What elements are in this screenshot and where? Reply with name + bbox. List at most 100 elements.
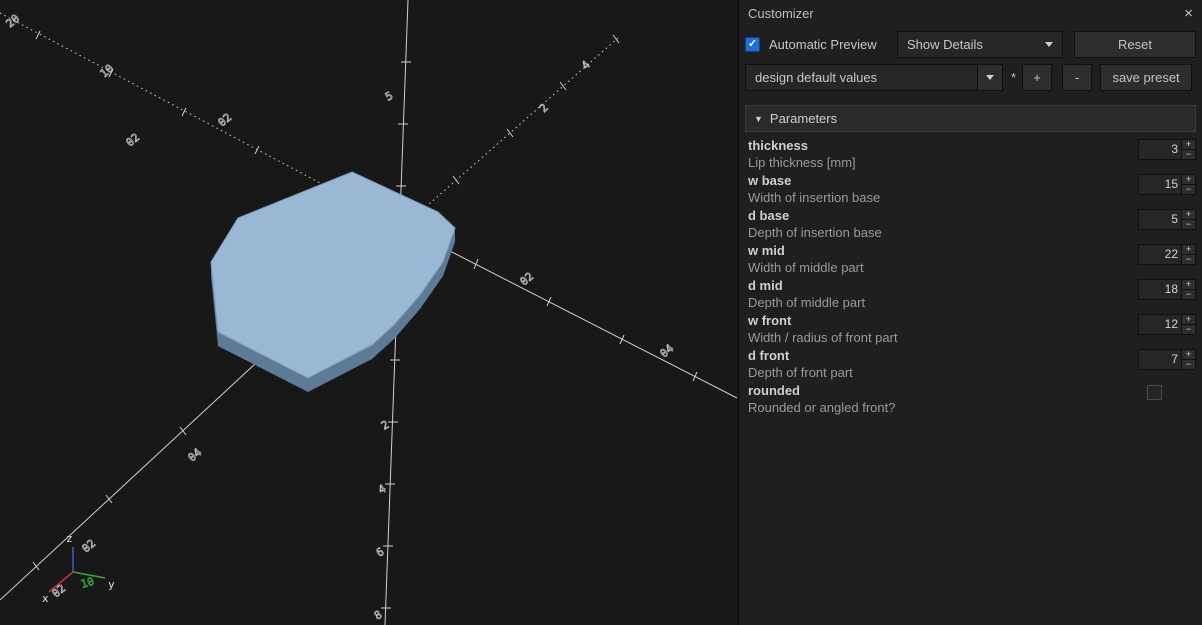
3d-model[interactable] [211, 172, 455, 392]
axis-label: 4 [579, 58, 593, 72]
param-spinbox[interactable]: 12+− [1138, 314, 1196, 335]
decrement-button[interactable]: − [1182, 219, 1195, 229]
decrement-button[interactable]: − [1182, 289, 1195, 299]
axis-label: 5 [383, 89, 395, 104]
parameter-row: thicknessLip thickness [mm]3+− [739, 137, 1202, 172]
axis-label: 6 [374, 545, 386, 560]
parameter-name: rounded [748, 383, 1193, 400]
preset-combo-value: design default values [746, 65, 977, 90]
increment-button[interactable]: + [1182, 210, 1195, 219]
param-value: 12 [1139, 315, 1181, 334]
param-spinbox[interactable]: 5+− [1138, 209, 1196, 230]
details-dropdown-value: Show Details [907, 37, 983, 52]
details-dropdown[interactable]: Show Details [897, 31, 1063, 58]
param-stepper: +− [1181, 245, 1195, 264]
customizer-header: Customizer × [739, 0, 1202, 26]
increment-button[interactable]: + [1182, 350, 1195, 359]
check-icon: ✓ [748, 39, 757, 50]
param-stepper: +− [1181, 140, 1195, 159]
param-value: 18 [1139, 280, 1181, 299]
axis-label: x [42, 592, 49, 605]
remove-preset-button[interactable]: - [1062, 64, 1092, 91]
param-spinbox[interactable]: 15+− [1138, 174, 1196, 195]
param-stepper: +− [1181, 210, 1195, 229]
parameter-row: d frontDepth of front part7+− [739, 347, 1202, 382]
param-spinbox[interactable]: 7+− [1138, 349, 1196, 370]
axis-label: 20 [4, 12, 23, 30]
model-top-face [211, 172, 455, 378]
decrement-button[interactable]: − [1182, 149, 1195, 159]
axis-label: 04 [658, 342, 677, 361]
parameter-row: w midWidth of middle part22+− [739, 242, 1202, 277]
3d-scene: 201002025240204040202246810zxy [0, 0, 738, 625]
parameter-description: Lip thickness [mm] [748, 155, 1193, 172]
param-spinbox[interactable]: 3+− [1138, 139, 1196, 160]
panel-title: Customizer [748, 6, 814, 21]
automatic-preview-checkbox[interactable]: ✓ [745, 37, 760, 52]
param-stepper: +− [1181, 280, 1195, 299]
param-value: 22 [1139, 245, 1181, 264]
parameter-name: d base [748, 208, 1193, 225]
parameter-description: Width of insertion base [748, 190, 1193, 207]
parameter-row: d midDepth of middle part18+− [739, 277, 1202, 312]
chevron-down-icon [986, 75, 994, 80]
preset-combo-arrow[interactable] [977, 65, 1002, 90]
preset-combo[interactable]: design default values [745, 64, 1003, 91]
parameter-name: thickness [748, 138, 1193, 155]
axis-label: 02 [80, 537, 99, 555]
parameter-name: d front [748, 348, 1193, 365]
axis-label: 02 [216, 111, 235, 129]
increment-button[interactable]: + [1182, 175, 1195, 184]
axis-label: 2 [537, 101, 551, 115]
parameter-description: Rounded or angled front? [748, 400, 1193, 417]
parameter-description: Depth of front part [748, 365, 1193, 382]
chevron-down-icon [1045, 42, 1053, 47]
axis-label: y [108, 578, 115, 591]
param-stepper: +− [1181, 315, 1195, 334]
decrement-button[interactable]: − [1182, 359, 1195, 369]
add-preset-button[interactable]: + [1022, 64, 1052, 91]
axis-label: 2 [379, 418, 391, 433]
decrement-button[interactable]: − [1182, 254, 1195, 264]
increment-button[interactable]: + [1182, 315, 1195, 324]
modified-indicator: * [1011, 70, 1016, 85]
param-stepper: +− [1181, 175, 1195, 194]
close-icon[interactable]: × [1184, 6, 1193, 21]
parameter-list: thicknessLip thickness [mm]3+−w baseWidt… [739, 137, 1202, 417]
preview-row: ✓ Automatic Preview Show Details Reset [745, 30, 1196, 59]
parameter-name: w mid [748, 243, 1193, 260]
reset-button[interactable]: Reset [1074, 31, 1196, 58]
increment-button[interactable]: + [1182, 245, 1195, 254]
parameter-description: Depth of insertion base [748, 225, 1193, 242]
parameter-name: w base [748, 173, 1193, 190]
param-value: 7 [1139, 350, 1181, 369]
decrement-button[interactable]: − [1182, 324, 1195, 334]
param-spinbox[interactable]: 18+− [1138, 279, 1196, 300]
decrement-button[interactable]: − [1182, 184, 1195, 194]
param-spinbox[interactable]: 22+− [1138, 244, 1196, 265]
3d-viewport[interactable]: 201002025240204040202246810zxy [0, 0, 738, 625]
increment-button[interactable]: + [1182, 280, 1195, 289]
save-preset-button[interactable]: save preset [1100, 64, 1192, 91]
parameter-name: w front [748, 313, 1193, 330]
parameters-title: Parameters [770, 111, 837, 126]
axis-label: 8 [372, 608, 384, 623]
param-checkbox[interactable] [1147, 385, 1162, 400]
parameter-row: roundedRounded or angled front? [739, 382, 1202, 417]
increment-button[interactable]: + [1182, 140, 1195, 149]
param-value: 5 [1139, 210, 1181, 229]
parameters-section-header[interactable]: ▼ Parameters [745, 105, 1196, 132]
axis-label: 10 [98, 62, 117, 80]
axis-label: 02 [518, 270, 537, 288]
parameter-description: Width / radius of front part [748, 330, 1193, 347]
customizer-panel: Customizer × ✓ Automatic Preview Show De… [738, 0, 1202, 625]
param-stepper: +− [1181, 350, 1195, 369]
parameter-row: w frontWidth / radius of front part12+− [739, 312, 1202, 347]
axis-label: 02 [124, 131, 143, 149]
parameter-description: Depth of middle part [748, 295, 1193, 312]
automatic-preview-label: Automatic Preview [769, 37, 877, 52]
parameter-row: w baseWidth of insertion base15+− [739, 172, 1202, 207]
axis-label: 02 [50, 582, 69, 600]
parameter-description: Width of middle part [748, 260, 1193, 277]
openscad-window: 201002025240204040202246810zxy Customize… [0, 0, 1202, 625]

What is required: Copy the data above word for word, omitting the picture.

Exercise output:
What elements are in this screenshot and where? Reply with name + bbox. List at most 100 elements.
3d-model[interactable] [211, 172, 455, 392]
axis-label: 4 [579, 58, 593, 72]
param-spinbox[interactable]: 12+− [1138, 314, 1196, 335]
decrement-button[interactable]: − [1182, 219, 1195, 229]
decrement-button[interactable]: − [1182, 289, 1195, 299]
axis-label: 5 [383, 89, 395, 104]
parameter-row: thicknessLip thickness [mm]3+− [739, 137, 1202, 172]
axis-label: 6 [374, 545, 386, 560]
parameter-name: rounded [748, 383, 1193, 400]
preset-combo-value: design default values [746, 65, 977, 90]
increment-button[interactable]: + [1182, 210, 1195, 219]
param-value: 12 [1139, 315, 1181, 334]
param-spinbox[interactable]: 5+− [1138, 209, 1196, 230]
details-dropdown-value: Show Details [907, 37, 983, 52]
details-dropdown[interactable]: Show Details [897, 31, 1063, 58]
param-stepper: +− [1181, 245, 1195, 264]
customizer-header: Customizer × [739, 0, 1202, 26]
increment-button[interactable]: + [1182, 350, 1195, 359]
check-icon: ✓ [748, 39, 757, 50]
param-stepper: +− [1181, 140, 1195, 159]
param-value: 18 [1139, 280, 1181, 299]
axis-label: x [42, 592, 49, 605]
remove-preset-button[interactable]: - [1062, 64, 1092, 91]
param-spinbox[interactable]: 15+− [1138, 174, 1196, 195]
param-stepper: +− [1181, 210, 1195, 229]
parameter-row: d frontDepth of front part7+− [739, 347, 1202, 382]
param-spinbox[interactable]: 7+− [1138, 349, 1196, 370]
axis-label: 20 [4, 12, 23, 30]
model-top-face [211, 172, 455, 378]
decrement-button[interactable]: − [1182, 149, 1195, 159]
axis-label: 04 [658, 342, 677, 361]
parameter-row: w midWidth of middle part22+− [739, 242, 1202, 277]
3d-scene: 201002025240204040202246810zxy [0, 0, 738, 625]
parameter-description: Lip thickness [mm] [748, 155, 1193, 172]
param-spinbox[interactable]: 3+− [1138, 139, 1196, 160]
panel-title: Customizer [748, 6, 814, 21]
automatic-preview-checkbox[interactable]: ✓ [745, 37, 760, 52]
param-stepper: +− [1181, 280, 1195, 299]
param-value: 22 [1139, 245, 1181, 264]
parameter-name: d base [748, 208, 1193, 225]
parameter-description: Width of insertion base [748, 190, 1193, 207]
parameter-row: d midDepth of middle part18+− [739, 277, 1202, 312]
chevron-down-icon [986, 75, 994, 80]
preset-combo-arrow[interactable] [977, 65, 1002, 90]
preset-combo[interactable]: design default values [745, 64, 1003, 91]
parameter-name: thickness [748, 138, 1193, 155]
axis-label: 02 [80, 537, 99, 555]
parameter-name: d front [748, 348, 1193, 365]
axis-label: 02 [216, 111, 235, 129]
increment-button[interactable]: + [1182, 175, 1195, 184]
axis-label: 2 [537, 101, 551, 115]
parameter-description: Rounded or angled front? [748, 400, 1193, 417]
parameter-description: Depth of front part [748, 365, 1193, 382]
chevron-down-icon [1045, 42, 1053, 47]
axis-label: y [108, 578, 115, 591]
param-stepper: +− [1181, 315, 1195, 334]
decrement-button[interactable]: − [1182, 359, 1195, 369]
add-preset-button[interactable]: + [1022, 64, 1052, 91]
axis-label: 2 [379, 418, 391, 433]
decrement-button[interactable]: − [1182, 254, 1195, 264]
increment-button[interactable]: + [1182, 315, 1195, 324]
modified-indicator: * [1011, 70, 1016, 85]
param-stepper: +− [1181, 175, 1195, 194]
close-icon[interactable]: × [1184, 6, 1193, 21]
parameter-list: thicknessLip thickness [mm]3+−w baseWidt… [739, 137, 1202, 417]
preview-row: ✓ Automatic Preview Show Details Reset [745, 30, 1196, 59]
parameter-name: w mid [748, 243, 1193, 260]
reset-button[interactable]: Reset [1074, 31, 1196, 58]
increment-button[interactable]: + [1182, 245, 1195, 254]
parameter-description: Depth of insertion base [748, 225, 1193, 242]
parameter-name: w base [748, 173, 1193, 190]
param-value: 7 [1139, 350, 1181, 369]
decrement-button[interactable]: − [1182, 324, 1195, 334]
param-spinbox[interactable]: 18+− [1138, 279, 1196, 300]
decrement-button[interactable]: − [1182, 184, 1195, 194]
param-spinbox[interactable]: 22+− [1138, 244, 1196, 265]
3d-viewport[interactable]: 201002025240204040202246810zxy [0, 0, 738, 625]
increment-button[interactable]: + [1182, 280, 1195, 289]
save-preset-button[interactable]: save preset [1100, 64, 1192, 91]
parameter-name: w front [748, 313, 1193, 330]
parameters-title: Parameters [770, 111, 837, 126]
axis-label: 8 [372, 608, 384, 623]
param-checkbox[interactable] [1147, 385, 1162, 400]
parameter-row: roundedRounded or angled front? [739, 382, 1202, 417]
increment-button[interactable]: + [1182, 140, 1195, 149]
param-value: 5 [1139, 210, 1181, 229]
parameters-section-header[interactable]: ▼ Parameters [745, 105, 1196, 132]
axis-label: 10 [98, 62, 117, 80]
axis-label: 02 [518, 270, 537, 288]
parameter-description: Width / radius of front part [748, 330, 1193, 347]
customizer-panel: Customizer × ✓ Automatic Preview Show De… [738, 0, 1202, 625]
param-stepper: +− [1181, 350, 1195, 369]
parameter-row: w frontWidth / radius of front part12+− [739, 312, 1202, 347]
axis-label: 02 [124, 131, 143, 149]
parameter-description: Depth of middle part [748, 295, 1193, 312]
automatic-preview-label: Automatic Preview [769, 37, 877, 52]
parameter-row: w baseWidth of insertion base15+− [739, 172, 1202, 207]
axis-label: 02 [50, 582, 69, 600]
parameter-description: Width of middle part [748, 260, 1193, 277]
openscad-window: 201002025240204040202246810zxy Customize… [0, 0, 1202, 625]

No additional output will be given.